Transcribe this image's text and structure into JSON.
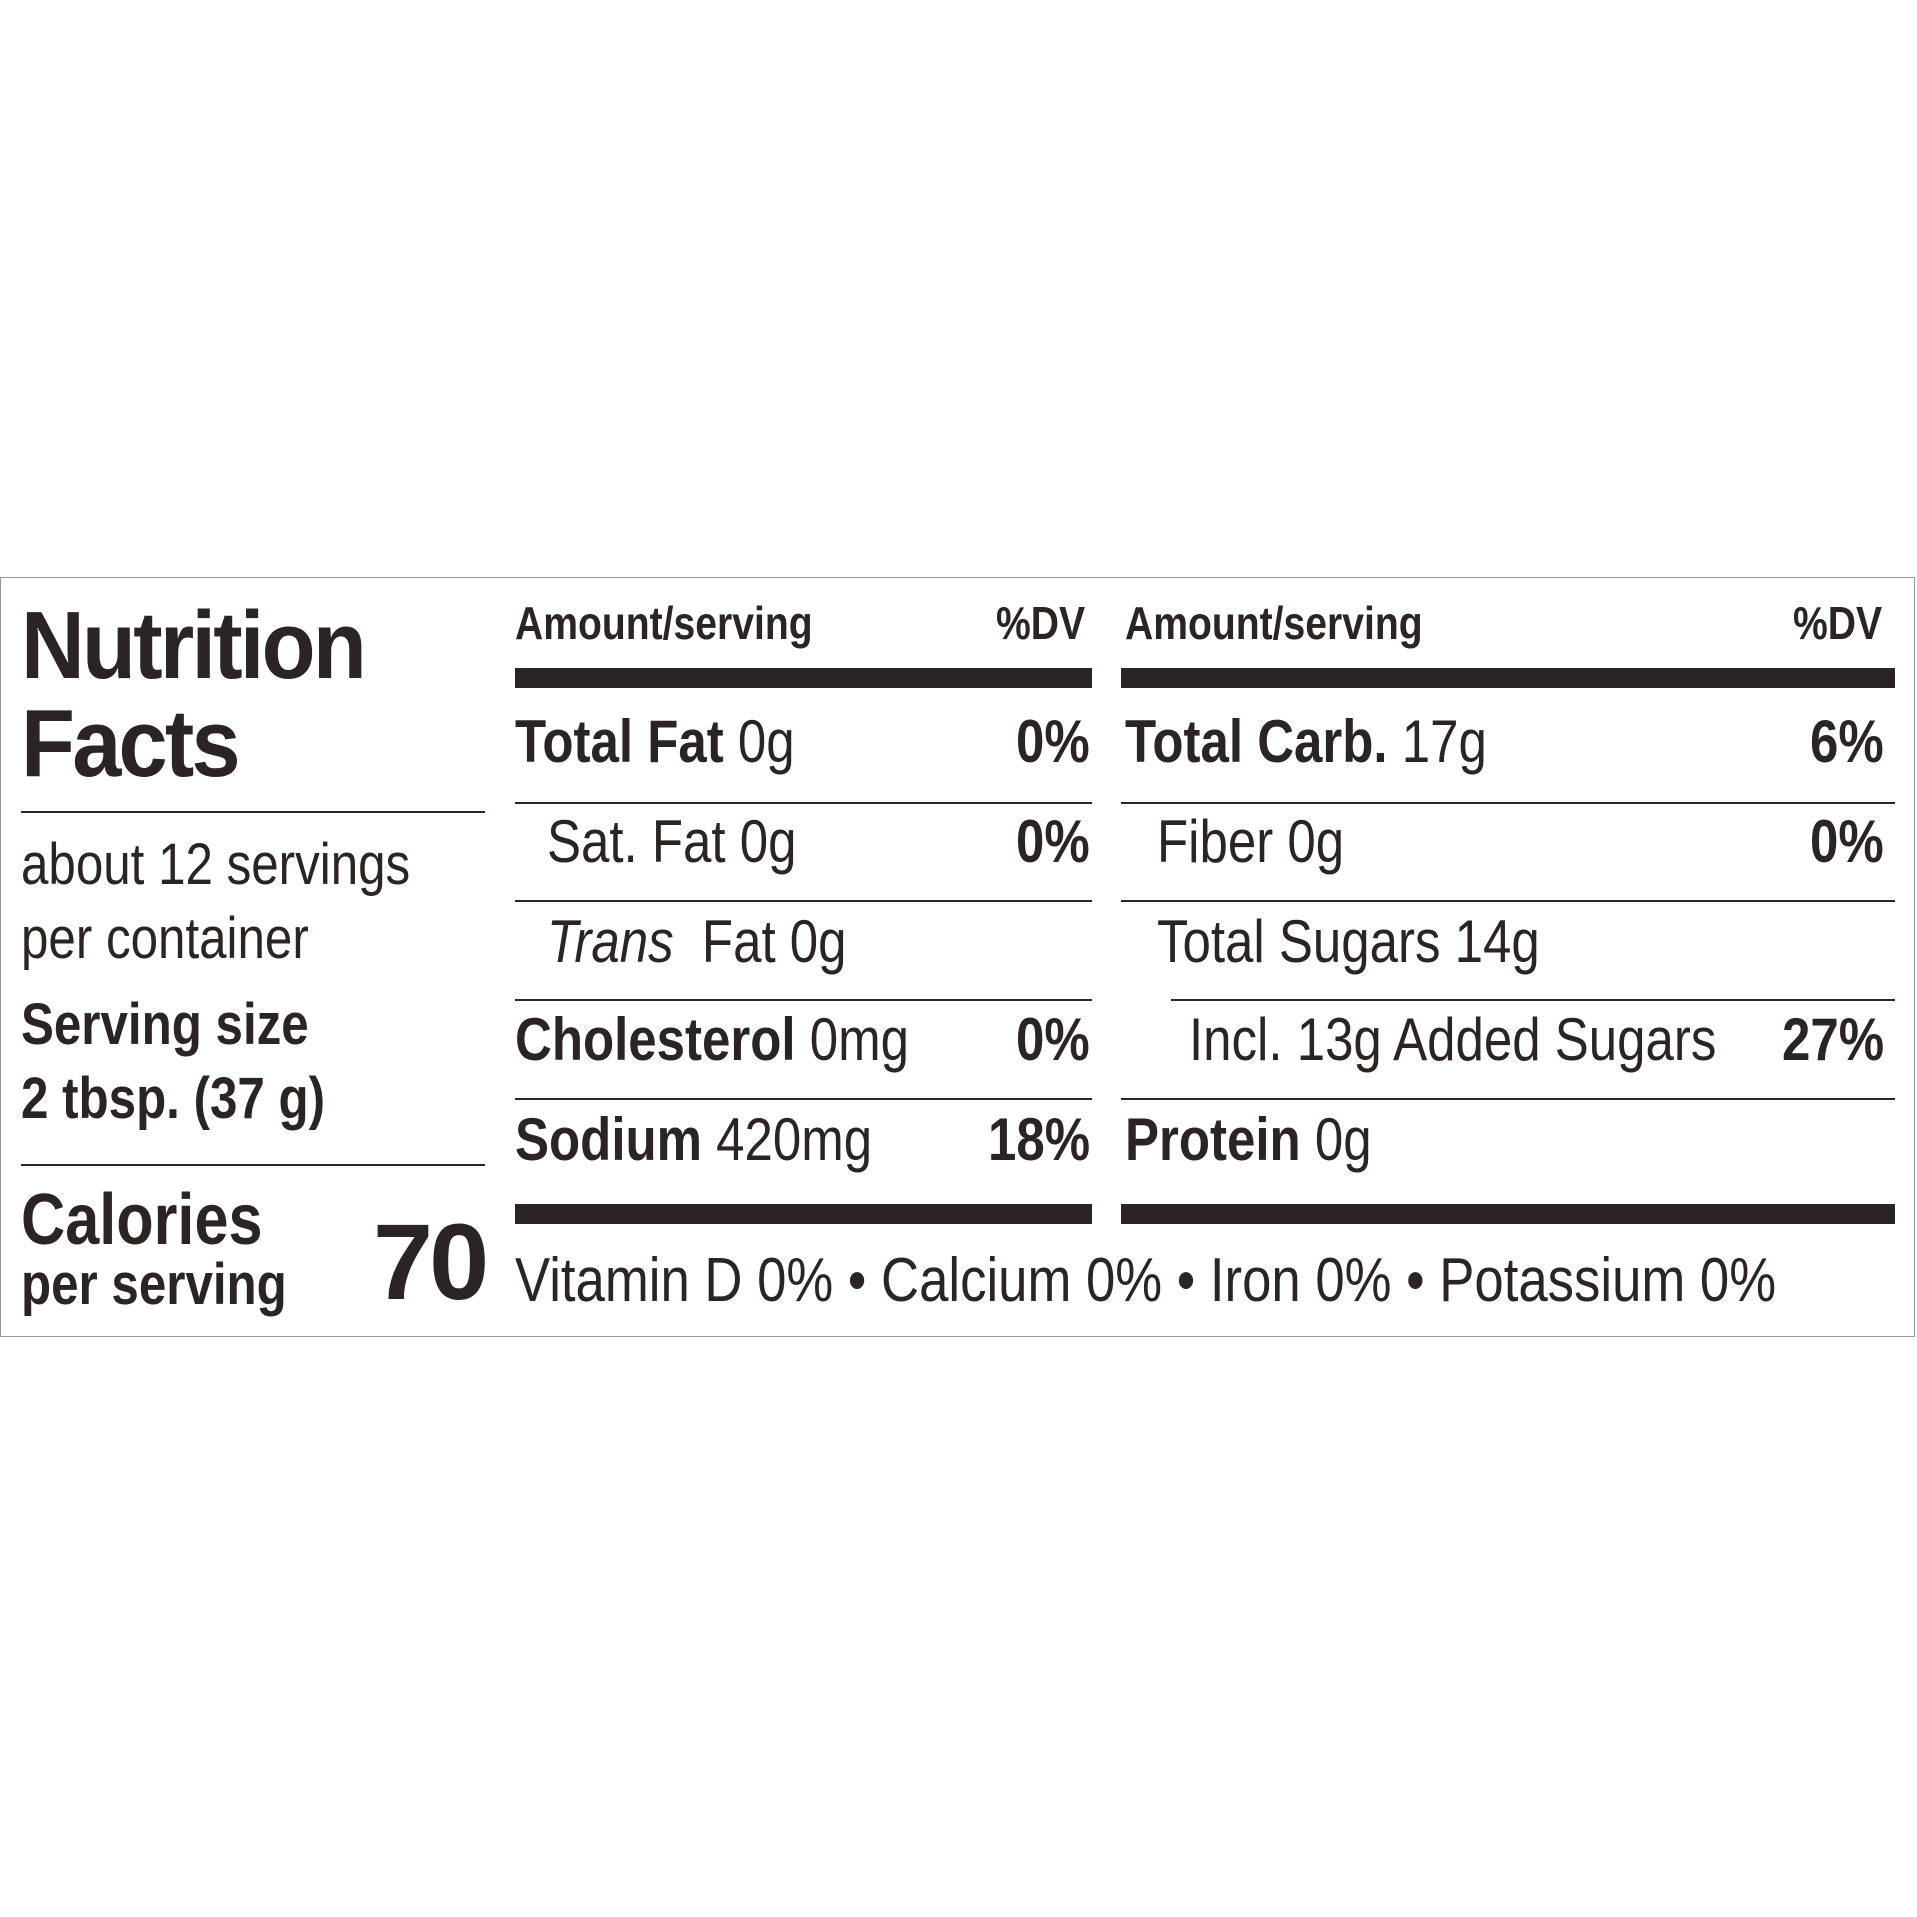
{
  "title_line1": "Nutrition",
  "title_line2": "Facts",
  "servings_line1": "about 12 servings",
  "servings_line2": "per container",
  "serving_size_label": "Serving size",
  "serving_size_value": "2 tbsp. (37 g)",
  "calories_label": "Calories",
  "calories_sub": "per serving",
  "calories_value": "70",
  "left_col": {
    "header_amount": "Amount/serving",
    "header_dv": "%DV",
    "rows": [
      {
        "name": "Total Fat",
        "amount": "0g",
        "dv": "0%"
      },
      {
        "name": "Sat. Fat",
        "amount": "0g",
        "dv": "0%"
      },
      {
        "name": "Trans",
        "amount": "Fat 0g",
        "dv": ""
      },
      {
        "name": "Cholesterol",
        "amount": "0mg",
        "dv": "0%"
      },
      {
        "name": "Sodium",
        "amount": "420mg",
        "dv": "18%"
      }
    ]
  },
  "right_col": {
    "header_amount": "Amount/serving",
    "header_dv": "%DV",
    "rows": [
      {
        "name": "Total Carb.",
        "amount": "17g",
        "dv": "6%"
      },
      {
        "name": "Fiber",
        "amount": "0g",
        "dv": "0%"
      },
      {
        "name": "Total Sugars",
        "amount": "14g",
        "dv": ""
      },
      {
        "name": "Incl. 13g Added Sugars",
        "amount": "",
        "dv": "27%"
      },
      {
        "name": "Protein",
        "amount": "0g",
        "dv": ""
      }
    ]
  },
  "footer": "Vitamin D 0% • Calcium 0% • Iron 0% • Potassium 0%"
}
- - -
# What you need to do
The data above must be written out again without alteration, and the pictures in them must be excluded.

# Result
Transcribe this image's text and structure into JSON.
{
  "title_line1": "Nutrition",
  "title_line2": "Facts",
  "servings_line1": "about 12 servings",
  "servings_line2": "per container",
  "serving_size_label": "Serving size",
  "serving_size_value": "2 tbsp. (37 g)",
  "calories_label": "Calories",
  "calories_sub": "per serving",
  "calories_value": "70",
  "left_col": {
    "header_amount": "Amount/serving",
    "header_dv": "%DV",
    "rows": [
      {
        "name": "Total Fat",
        "amount": "0g",
        "dv": "0%"
      },
      {
        "name": "Sat. Fat",
        "amount": "0g",
        "dv": "0%"
      },
      {
        "name": "Trans",
        "amount": "Fat 0g",
        "dv": ""
      },
      {
        "name": "Cholesterol",
        "amount": "0mg",
        "dv": "0%"
      },
      {
        "name": "Sodium",
        "amount": "420mg",
        "dv": "18%"
      }
    ]
  },
  "right_col": {
    "header_amount": "Amount/serving",
    "header_dv": "%DV",
    "rows": [
      {
        "name": "Total Carb.",
        "amount": "17g",
        "dv": "6%"
      },
      {
        "name": "Fiber",
        "amount": "0g",
        "dv": "0%"
      },
      {
        "name": "Total Sugars",
        "amount": "14g",
        "dv": ""
      },
      {
        "name": "Incl. 13g Added Sugars",
        "amount": "",
        "dv": "27%"
      },
      {
        "name": "Protein",
        "amount": "0g",
        "dv": ""
      }
    ]
  },
  "footer": "Vitamin D 0% • Calcium 0% • Iron 0% • Potassium 0%"
}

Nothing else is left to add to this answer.